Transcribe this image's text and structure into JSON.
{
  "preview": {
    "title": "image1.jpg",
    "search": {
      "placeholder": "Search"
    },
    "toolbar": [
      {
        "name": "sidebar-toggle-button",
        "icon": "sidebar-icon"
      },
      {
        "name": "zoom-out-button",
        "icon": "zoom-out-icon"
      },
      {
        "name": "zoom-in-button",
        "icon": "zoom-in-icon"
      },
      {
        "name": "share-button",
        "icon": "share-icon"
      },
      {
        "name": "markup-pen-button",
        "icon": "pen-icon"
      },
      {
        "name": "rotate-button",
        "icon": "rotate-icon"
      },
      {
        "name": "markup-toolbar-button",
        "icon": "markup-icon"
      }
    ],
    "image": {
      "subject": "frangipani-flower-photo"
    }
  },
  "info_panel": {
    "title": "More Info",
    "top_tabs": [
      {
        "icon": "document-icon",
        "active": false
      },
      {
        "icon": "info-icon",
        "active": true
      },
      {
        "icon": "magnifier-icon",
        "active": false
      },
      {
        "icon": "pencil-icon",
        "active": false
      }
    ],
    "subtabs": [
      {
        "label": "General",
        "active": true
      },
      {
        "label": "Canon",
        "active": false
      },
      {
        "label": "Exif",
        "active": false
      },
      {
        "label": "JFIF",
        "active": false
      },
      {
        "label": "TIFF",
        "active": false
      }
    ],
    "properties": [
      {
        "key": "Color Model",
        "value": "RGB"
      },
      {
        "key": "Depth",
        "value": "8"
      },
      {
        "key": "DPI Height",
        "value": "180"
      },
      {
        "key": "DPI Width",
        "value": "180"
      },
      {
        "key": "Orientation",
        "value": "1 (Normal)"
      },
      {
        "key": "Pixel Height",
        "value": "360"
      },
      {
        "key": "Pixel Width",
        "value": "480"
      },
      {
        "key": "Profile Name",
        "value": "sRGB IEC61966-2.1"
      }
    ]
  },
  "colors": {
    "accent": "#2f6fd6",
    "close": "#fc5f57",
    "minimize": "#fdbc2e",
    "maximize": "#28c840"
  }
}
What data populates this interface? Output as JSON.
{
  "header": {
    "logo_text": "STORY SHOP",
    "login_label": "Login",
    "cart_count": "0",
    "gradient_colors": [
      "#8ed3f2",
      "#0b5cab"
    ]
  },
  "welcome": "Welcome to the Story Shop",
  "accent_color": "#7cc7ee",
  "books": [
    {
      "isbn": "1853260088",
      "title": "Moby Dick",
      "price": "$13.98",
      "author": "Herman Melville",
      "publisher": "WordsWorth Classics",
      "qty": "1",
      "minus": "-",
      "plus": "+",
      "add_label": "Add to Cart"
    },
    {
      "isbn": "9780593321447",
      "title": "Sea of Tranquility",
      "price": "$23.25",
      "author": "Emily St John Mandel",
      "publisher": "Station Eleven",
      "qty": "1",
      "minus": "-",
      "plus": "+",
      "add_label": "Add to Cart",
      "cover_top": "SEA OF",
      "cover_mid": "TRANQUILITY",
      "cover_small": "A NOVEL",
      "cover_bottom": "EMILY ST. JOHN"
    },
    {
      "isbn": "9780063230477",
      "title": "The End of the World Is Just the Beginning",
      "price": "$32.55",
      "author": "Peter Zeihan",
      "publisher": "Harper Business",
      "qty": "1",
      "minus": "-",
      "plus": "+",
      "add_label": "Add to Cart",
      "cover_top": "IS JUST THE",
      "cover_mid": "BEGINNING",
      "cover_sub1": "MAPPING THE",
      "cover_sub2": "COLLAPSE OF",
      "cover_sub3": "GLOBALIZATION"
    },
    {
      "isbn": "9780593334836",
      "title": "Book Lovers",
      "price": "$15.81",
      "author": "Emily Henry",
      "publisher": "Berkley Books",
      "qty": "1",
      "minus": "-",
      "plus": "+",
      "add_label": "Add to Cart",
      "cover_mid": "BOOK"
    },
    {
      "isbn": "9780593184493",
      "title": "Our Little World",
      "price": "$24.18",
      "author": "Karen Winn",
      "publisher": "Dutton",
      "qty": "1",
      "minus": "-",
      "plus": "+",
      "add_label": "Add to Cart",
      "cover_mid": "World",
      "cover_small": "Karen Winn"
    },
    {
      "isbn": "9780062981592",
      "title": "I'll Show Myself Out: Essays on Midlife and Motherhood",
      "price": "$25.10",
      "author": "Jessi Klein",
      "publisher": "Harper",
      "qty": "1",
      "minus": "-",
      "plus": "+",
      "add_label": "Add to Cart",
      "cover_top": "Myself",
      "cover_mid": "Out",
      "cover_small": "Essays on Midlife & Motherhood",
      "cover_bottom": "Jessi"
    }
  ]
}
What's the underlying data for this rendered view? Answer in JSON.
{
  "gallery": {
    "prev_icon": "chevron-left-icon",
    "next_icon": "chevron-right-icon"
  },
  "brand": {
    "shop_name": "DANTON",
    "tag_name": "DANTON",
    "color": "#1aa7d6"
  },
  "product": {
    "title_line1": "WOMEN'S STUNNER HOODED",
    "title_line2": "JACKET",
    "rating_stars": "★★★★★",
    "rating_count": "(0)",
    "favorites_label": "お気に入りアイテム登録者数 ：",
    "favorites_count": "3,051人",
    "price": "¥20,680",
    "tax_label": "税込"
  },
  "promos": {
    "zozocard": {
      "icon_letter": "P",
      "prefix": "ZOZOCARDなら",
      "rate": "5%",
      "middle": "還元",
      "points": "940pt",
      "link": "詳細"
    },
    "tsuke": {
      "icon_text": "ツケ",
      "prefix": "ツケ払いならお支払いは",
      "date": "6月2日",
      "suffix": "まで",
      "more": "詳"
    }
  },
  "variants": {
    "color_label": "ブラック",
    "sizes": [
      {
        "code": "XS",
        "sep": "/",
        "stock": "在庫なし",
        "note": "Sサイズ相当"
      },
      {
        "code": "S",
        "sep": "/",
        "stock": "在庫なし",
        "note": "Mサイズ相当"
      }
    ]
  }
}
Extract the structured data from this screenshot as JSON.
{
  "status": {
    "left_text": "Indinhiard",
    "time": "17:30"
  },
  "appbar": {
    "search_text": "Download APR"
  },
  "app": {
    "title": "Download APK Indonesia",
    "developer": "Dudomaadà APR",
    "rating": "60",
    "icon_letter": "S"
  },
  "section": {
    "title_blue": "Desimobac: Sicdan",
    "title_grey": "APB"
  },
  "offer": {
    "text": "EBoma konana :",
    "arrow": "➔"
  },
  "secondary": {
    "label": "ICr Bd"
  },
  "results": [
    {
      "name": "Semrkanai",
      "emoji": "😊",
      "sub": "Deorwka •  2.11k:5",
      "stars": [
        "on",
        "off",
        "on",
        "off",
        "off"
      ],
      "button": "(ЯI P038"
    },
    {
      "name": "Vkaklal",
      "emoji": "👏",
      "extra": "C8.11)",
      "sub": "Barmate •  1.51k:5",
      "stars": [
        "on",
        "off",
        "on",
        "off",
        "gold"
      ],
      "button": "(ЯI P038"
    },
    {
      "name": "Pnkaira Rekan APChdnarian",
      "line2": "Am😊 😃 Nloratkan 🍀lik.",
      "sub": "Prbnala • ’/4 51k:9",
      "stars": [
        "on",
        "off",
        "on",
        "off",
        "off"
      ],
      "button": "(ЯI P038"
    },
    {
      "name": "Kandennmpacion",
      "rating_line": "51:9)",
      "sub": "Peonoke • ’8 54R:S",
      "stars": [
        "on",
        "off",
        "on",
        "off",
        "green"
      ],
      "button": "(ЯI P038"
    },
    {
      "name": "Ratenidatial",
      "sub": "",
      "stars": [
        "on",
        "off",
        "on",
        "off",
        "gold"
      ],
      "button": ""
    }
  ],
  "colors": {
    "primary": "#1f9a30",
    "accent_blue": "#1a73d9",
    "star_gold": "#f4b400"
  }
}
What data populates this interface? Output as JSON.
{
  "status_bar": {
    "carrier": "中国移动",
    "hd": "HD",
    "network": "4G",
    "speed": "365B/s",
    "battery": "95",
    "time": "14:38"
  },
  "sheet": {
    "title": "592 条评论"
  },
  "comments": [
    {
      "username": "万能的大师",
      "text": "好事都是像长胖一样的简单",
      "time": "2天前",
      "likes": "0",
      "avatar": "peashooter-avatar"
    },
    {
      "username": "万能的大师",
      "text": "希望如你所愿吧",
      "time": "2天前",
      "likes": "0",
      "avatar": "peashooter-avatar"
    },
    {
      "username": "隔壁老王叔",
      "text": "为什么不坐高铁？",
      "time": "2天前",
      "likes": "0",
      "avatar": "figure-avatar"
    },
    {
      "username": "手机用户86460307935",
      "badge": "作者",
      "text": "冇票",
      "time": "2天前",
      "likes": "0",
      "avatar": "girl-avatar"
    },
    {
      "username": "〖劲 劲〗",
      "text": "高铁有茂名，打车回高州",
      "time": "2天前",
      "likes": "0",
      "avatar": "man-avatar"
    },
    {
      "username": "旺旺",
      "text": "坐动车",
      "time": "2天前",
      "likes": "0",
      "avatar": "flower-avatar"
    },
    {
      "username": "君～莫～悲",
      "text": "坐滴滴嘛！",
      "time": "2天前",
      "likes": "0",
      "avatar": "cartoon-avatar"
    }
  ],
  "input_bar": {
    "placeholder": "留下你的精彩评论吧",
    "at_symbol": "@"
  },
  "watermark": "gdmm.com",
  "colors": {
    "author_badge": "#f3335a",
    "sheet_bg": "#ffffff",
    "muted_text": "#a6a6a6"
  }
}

● ● ● ● ● ● ●

● **Work instructions**:
Find the word "Midlife" and list each line it appears in.

● **Final result**:
      "title": "I'll Show Myself Out: Essays on Midlife and Motherhood",
      "cover_small": "Essays on Midlife & Motherhood",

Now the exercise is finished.